------ SUPPLIED MATERIAL

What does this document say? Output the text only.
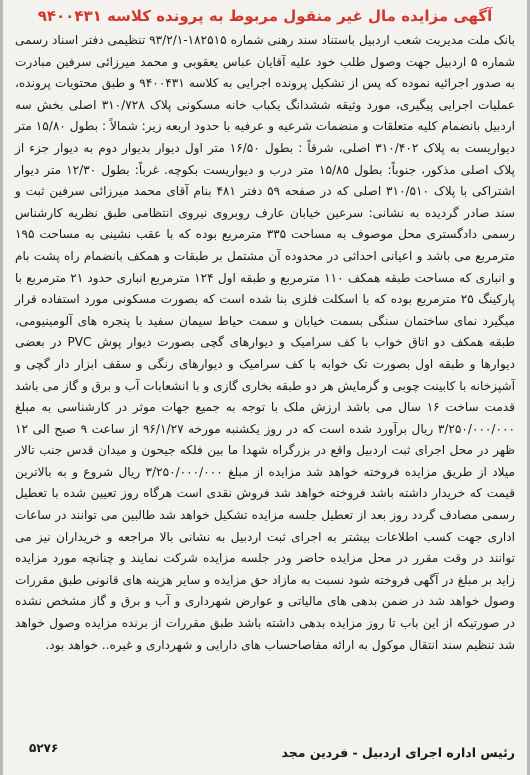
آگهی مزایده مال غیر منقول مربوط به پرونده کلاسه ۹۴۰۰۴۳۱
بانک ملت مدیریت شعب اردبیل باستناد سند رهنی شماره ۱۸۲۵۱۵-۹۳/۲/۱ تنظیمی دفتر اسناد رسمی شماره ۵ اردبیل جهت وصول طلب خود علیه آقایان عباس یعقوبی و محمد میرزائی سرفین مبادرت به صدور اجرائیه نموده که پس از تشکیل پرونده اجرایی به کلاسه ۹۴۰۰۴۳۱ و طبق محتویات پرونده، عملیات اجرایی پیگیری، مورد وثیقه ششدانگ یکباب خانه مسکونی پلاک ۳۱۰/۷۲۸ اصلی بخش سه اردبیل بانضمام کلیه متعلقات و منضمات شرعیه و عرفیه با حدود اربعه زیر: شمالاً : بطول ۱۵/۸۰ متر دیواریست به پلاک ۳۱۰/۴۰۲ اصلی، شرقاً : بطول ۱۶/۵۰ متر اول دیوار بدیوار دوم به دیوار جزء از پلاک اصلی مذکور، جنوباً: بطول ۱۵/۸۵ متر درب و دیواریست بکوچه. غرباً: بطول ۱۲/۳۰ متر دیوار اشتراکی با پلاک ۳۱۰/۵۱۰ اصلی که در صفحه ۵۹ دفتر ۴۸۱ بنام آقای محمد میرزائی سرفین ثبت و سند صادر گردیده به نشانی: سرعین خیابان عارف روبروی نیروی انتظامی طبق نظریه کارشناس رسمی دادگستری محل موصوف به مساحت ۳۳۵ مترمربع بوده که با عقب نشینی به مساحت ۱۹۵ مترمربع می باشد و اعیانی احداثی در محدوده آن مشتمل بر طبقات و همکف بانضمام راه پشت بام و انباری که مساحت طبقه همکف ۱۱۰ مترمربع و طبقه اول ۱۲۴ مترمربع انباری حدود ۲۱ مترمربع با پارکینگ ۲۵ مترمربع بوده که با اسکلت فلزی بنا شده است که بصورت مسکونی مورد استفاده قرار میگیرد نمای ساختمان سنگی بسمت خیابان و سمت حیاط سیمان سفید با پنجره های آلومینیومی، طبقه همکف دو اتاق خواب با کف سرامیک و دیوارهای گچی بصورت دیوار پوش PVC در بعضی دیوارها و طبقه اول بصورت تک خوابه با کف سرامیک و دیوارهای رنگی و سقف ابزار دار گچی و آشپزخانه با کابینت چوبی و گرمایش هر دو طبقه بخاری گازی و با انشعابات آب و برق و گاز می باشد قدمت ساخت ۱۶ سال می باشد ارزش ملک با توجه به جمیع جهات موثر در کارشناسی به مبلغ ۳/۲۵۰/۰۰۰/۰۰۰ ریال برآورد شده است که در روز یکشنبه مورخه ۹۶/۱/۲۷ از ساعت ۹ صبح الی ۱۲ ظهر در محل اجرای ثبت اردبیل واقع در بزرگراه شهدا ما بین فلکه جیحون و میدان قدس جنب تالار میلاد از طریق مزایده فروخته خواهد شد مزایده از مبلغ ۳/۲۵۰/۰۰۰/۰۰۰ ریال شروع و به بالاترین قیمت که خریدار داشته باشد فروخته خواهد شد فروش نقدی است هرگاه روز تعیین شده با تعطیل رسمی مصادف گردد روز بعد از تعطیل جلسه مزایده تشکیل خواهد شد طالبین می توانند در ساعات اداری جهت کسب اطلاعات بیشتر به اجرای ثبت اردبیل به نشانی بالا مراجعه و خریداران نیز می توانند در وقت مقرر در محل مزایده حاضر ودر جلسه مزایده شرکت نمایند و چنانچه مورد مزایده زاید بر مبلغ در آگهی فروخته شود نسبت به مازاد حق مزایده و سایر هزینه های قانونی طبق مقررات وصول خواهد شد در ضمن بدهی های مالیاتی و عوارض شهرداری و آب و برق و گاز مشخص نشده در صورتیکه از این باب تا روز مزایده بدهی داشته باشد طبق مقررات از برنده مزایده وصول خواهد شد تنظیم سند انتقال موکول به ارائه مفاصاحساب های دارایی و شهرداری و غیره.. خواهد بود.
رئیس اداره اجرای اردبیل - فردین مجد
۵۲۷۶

------------

Write out the material above again, word for word, minus its pictures.

### EXERCISE SOLUTION
What does this document say? Output the text only.
آگهی مزایده مال غیر منقول مربوط به پرونده کلاسه ۹۴۰۰۴۳۱
بانک ملت مدیریت شعب اردبیل باستناد سند رهنی شماره ۱۸۲۵۱۵-۹۳/۲/۱ تنظیمی دفتر اسناد رسمی شماره ۵ اردبیل جهت وصول طلب خود علیه آقایان عباس یعقوبی و محمد میرزائی سرفین مبادرت به صدور اجرائیه نموده که پس از تشکیل پرونده اجرایی به کلاسه ۹۴۰۰۴۳۱ و طبق محتویات پرونده، عملیات اجرایی پیگیری، مورد وثیقه ششدانگ یکباب خانه مسکونی پلاک ۳۱۰/۷۲۸ اصلی بخش سه اردبیل بانضمام کلیه متعلقات و منضمات شرعیه و عرفیه با حدود اربعه زیر: شمالاً : بطول ۱۵/۸۰ متر دیواریست به پلاک ۳۱۰/۴۰۲ اصلی، شرقاً : بطول ۱۶/۵۰ متر اول دیوار بدیوار دوم به دیوار جزء از پلاک اصلی مذکور، جنوباً: بطول ۱۵/۸۵ متر درب و دیواریست بکوچه. غرباً: بطول ۱۲/۳۰ متر دیوار اشتراکی با پلاک ۳۱۰/۵۱۰ اصلی که در صفحه ۵۹ دفتر ۴۸۱ بنام آقای محمد میرزائی سرفین ثبت و سند صادر گردیده به نشانی: سرعین خیابان عارف روبروی نیروی انتظامی طبق نظریه کارشناس رسمی دادگستری محل موصوف به مساحت ۳۳۵ مترمربع بوده که با عقب نشینی به مساحت ۱۹۵ مترمربع می باشد و اعیانی احداثی در محدوده آن مشتمل بر طبقات و همکف بانضمام راه پشت بام و انباری که مساحت طبقه همکف ۱۱۰ مترمربع و طبقه اول ۱۲۴ مترمربع انباری حدود ۲۱ مترمربع با پارکینگ ۲۵ مترمربع بوده که با اسکلت فلزی بنا شده است که بصورت مسکونی مورد استفاده قرار میگیرد نمای ساختمان سنگی بسمت خیابان و سمت حیاط سیمان سفید با پنجره های آلومینیومی، طبقه همکف دو اتاق خواب با کف سرامیک و دیوارهای گچی بصورت دیوار پوش PVC در بعضی دیوارها و طبقه اول بصورت تک خوابه با کف سرامیک و دیوارهای رنگی و سقف ابزار دار گچی و آشپزخانه با کابینت چوبی و گرمایش هر دو طبقه بخاری گازی و با انشعابات آب و برق و گاز می باشد قدمت ساخت ۱۶ سال می باشد ارزش ملک با توجه به جمیع جهات موثر در کارشناسی به مبلغ ۳/۲۵۰/۰۰۰/۰۰۰ ریال برآورد شده است که در روز یکشنبه مورخه ۹۶/۱/۲۷ از ساعت ۹ صبح الی ۱۲ ظهر در محل اجرای ثبت اردبیل واقع در بزرگراه شهدا ما بین فلکه جیحون و میدان قدس جنب تالار میلاد از طریق مزایده فروخته خواهد شد مزایده از مبلغ ۳/۲۵۰/۰۰۰/۰۰۰ ریال شروع و به بالاترین قیمت که خریدار داشته باشد فروخته خواهد شد فروش نقدی است هرگاه روز تعیین شده با تعطیل رسمی مصادف گردد روز بعد از تعطیل جلسه مزایده تشکیل خواهد شد طالبین می توانند در ساعات اداری جهت کسب اطلاعات بیشتر به اجرای ثبت اردبیل به نشانی بالا مراجعه و خریداران نیز می توانند در وقت مقرر در محل مزایده حاضر ودر جلسه مزایده شرکت نمایند و چنانچه مورد مزایده زاید بر مبلغ در آگهی فروخته شود نسبت به مازاد حق مزایده و سایر هزینه های قانونی طبق مقررات وصول خواهد شد در ضمن بدهی های مالیاتی و عوارض شهرداری و آب و برق و گاز مشخص نشده در صورتیکه از این باب تا روز مزایده بدهی داشته باشد طبق مقررات از برنده مزایده وصول خواهد شد تنظیم سند انتقال موکول به ارائه مفاصاحساب های دارایی و شهرداری و غیره.. خواهد بود.
رئیس اداره اجرای اردبیل - فردین مجد
۵۲۷۶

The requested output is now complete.